#### What to do
Transcribe the records in full, keeping every character as it is.
— START —
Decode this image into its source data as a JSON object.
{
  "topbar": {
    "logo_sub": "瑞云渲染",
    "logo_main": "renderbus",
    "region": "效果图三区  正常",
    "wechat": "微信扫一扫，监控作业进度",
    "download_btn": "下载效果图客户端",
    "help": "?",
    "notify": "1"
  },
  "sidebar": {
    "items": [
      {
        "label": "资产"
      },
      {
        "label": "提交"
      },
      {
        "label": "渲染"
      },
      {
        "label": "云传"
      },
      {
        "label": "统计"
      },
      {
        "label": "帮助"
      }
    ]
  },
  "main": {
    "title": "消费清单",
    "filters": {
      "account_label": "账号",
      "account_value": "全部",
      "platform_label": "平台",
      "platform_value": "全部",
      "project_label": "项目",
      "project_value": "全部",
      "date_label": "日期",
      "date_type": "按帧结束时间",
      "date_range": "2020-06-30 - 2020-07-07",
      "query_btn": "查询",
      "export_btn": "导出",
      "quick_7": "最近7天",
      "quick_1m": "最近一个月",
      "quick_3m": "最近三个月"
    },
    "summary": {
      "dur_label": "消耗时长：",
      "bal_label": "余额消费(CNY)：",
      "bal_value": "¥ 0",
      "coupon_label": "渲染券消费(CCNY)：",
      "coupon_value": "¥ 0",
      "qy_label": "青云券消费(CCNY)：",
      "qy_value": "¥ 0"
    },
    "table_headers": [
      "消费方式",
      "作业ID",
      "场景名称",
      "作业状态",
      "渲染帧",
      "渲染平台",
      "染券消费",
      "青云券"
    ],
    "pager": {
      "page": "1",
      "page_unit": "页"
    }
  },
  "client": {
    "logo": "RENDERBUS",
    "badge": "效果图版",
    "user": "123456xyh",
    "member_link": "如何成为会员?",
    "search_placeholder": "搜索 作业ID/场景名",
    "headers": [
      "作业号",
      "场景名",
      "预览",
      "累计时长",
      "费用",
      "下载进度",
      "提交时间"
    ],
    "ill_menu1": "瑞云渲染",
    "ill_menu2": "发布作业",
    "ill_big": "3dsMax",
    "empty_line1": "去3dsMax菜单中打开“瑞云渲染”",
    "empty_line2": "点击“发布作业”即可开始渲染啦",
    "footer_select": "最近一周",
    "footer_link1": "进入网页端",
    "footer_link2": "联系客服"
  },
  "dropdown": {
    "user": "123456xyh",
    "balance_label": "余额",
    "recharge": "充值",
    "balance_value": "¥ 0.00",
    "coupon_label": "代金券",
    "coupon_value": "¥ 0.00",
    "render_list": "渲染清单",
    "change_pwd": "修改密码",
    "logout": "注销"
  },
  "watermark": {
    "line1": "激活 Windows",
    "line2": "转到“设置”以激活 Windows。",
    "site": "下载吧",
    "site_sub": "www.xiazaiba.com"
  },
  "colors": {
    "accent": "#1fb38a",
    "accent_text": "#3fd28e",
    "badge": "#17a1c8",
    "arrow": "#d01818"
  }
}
— END —
#### Reply to the exercise
Decode this image into its source data as a JSON object.
{
  "topbar": {
    "logo_sub": "瑞云渲染",
    "logo_main": "renderbus",
    "region": "效果图三区  正常",
    "wechat": "微信扫一扫，监控作业进度",
    "download_btn": "下载效果图客户端",
    "help": "?",
    "notify": "1"
  },
  "sidebar": {
    "items": [
      {
        "label": "资产"
      },
      {
        "label": "提交"
      },
      {
        "label": "渲染"
      },
      {
        "label": "云传"
      },
      {
        "label": "统计"
      },
      {
        "label": "帮助"
      }
    ]
  },
  "main": {
    "title": "消费清单",
    "filters": {
      "account_label": "账号",
      "account_value": "全部",
      "platform_label": "平台",
      "platform_value": "全部",
      "project_label": "项目",
      "project_value": "全部",
      "date_label": "日期",
      "date_type": "按帧结束时间",
      "date_range": "2020-06-30 - 2020-07-07",
      "query_btn": "查询",
      "export_btn": "导出",
      "quick_7": "最近7天",
      "quick_1m": "最近一个月",
      "quick_3m": "最近三个月"
    },
    "summary": {
      "dur_label": "消耗时长：",
      "bal_label": "余额消费(CNY)：",
      "bal_value": "¥ 0",
      "coupon_label": "渲染券消费(CCNY)：",
      "coupon_value": "¥ 0",
      "qy_label": "青云券消费(CCNY)：",
      "qy_value": "¥ 0"
    },
    "table_headers": [
      "消费方式",
      "作业ID",
      "场景名称",
      "作业状态",
      "渲染帧",
      "渲染平台",
      "染券消费",
      "青云券"
    ],
    "pager": {
      "page": "1",
      "page_unit": "页"
    }
  },
  "client": {
    "logo": "RENDERBUS",
    "badge": "效果图版",
    "user": "123456xyh",
    "member_link": "如何成为会员?",
    "search_placeholder": "搜索 作业ID/场景名",
    "headers": [
      "作业号",
      "场景名",
      "预览",
      "累计时长",
      "费用",
      "下载进度",
      "提交时间"
    ],
    "ill_menu1": "瑞云渲染",
    "ill_menu2": "发布作业",
    "ill_big": "3dsMax",
    "empty_line1": "去3dsMax菜单中打开“瑞云渲染”",
    "empty_line2": "点击“发布作业”即可开始渲染啦",
    "footer_select": "最近一周",
    "footer_link1": "进入网页端",
    "footer_link2": "联系客服"
  },
  "dropdown": {
    "user": "123456xyh",
    "balance_label": "余额",
    "recharge": "充值",
    "balance_value": "¥ 0.00",
    "coupon_label": "代金券",
    "coupon_value": "¥ 0.00",
    "render_list": "渲染清单",
    "change_pwd": "修改密码",
    "logout": "注销"
  },
  "watermark": {
    "line1": "激活 Windows",
    "line2": "转到“设置”以激活 Windows。",
    "site": "下载吧",
    "site_sub": "www.xiazaiba.com"
  },
  "colors": {
    "accent": "#1fb38a",
    "accent_text": "#3fd28e",
    "badge": "#17a1c8",
    "arrow": "#d01818"
  }
}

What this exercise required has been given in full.